*Work to do*
Wherever "едва" appears in a line, copy that line.

*Listed records*

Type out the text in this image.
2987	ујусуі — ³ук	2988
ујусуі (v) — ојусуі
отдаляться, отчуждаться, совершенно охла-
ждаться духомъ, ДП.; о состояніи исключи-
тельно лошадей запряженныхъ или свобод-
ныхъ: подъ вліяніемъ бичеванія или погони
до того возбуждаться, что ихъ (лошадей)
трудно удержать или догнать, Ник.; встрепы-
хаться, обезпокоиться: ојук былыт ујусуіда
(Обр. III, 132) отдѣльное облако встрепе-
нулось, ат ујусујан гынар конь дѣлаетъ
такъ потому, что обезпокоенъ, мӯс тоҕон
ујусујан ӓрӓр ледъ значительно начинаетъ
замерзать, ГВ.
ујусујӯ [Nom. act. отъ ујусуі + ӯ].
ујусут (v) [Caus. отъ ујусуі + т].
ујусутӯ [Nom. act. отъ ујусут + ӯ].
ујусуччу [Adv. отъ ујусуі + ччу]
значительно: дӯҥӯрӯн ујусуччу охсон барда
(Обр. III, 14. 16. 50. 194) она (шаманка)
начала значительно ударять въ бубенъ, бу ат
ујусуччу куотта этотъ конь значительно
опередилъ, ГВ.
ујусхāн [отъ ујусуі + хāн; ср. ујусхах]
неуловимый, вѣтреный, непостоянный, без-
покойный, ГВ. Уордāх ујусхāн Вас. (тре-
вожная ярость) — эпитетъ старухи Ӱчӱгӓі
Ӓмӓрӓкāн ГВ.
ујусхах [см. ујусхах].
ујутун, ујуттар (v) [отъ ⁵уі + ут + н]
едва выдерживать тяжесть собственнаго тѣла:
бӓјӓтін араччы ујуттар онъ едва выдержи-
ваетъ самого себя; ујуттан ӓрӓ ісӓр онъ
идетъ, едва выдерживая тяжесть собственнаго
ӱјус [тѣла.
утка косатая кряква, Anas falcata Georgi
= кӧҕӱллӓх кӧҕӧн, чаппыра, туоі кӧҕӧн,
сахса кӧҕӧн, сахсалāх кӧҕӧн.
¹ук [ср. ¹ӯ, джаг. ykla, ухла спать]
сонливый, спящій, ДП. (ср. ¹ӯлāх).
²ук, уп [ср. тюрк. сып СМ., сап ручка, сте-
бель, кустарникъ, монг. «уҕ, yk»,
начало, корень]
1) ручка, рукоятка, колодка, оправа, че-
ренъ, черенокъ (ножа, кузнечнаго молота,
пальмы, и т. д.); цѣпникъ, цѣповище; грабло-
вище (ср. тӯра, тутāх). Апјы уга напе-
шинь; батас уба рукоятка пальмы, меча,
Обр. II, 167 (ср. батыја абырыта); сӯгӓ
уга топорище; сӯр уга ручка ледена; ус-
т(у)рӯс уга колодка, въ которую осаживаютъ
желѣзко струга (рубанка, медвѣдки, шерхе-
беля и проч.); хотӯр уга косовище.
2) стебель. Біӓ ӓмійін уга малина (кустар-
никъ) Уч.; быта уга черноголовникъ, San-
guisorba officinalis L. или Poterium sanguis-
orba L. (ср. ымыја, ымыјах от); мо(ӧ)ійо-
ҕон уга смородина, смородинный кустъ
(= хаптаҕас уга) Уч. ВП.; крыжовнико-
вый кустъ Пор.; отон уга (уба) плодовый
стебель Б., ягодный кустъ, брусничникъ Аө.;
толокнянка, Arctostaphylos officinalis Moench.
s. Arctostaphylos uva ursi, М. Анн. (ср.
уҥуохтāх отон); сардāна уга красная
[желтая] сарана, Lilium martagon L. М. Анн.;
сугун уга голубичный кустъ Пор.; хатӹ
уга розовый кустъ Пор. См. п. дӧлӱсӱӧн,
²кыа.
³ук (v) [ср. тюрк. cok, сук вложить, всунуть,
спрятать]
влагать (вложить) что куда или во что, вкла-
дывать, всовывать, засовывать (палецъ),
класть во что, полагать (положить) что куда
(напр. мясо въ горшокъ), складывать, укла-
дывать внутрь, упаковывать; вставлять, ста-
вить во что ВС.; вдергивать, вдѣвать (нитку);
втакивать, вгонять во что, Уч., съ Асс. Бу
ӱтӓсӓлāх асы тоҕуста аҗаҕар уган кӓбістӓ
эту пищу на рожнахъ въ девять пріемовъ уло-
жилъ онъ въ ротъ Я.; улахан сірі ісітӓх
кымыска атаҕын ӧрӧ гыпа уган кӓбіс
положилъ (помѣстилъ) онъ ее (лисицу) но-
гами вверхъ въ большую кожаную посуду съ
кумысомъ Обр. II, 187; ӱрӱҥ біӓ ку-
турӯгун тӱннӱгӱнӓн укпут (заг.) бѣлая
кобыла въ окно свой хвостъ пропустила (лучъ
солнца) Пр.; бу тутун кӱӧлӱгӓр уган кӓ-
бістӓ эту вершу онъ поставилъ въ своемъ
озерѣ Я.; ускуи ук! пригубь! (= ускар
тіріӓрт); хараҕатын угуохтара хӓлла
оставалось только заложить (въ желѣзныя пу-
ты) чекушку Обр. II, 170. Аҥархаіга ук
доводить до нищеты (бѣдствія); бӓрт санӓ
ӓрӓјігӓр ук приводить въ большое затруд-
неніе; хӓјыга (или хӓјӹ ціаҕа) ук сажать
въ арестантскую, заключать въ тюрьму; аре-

*Result of the exercise*
едва выдерживать тяжесть собственнаго тѣла:
бӓјӓтін араччы ујуттар онъ едва выдержи-
идетъ, едва выдерживая тяжесть собственнаго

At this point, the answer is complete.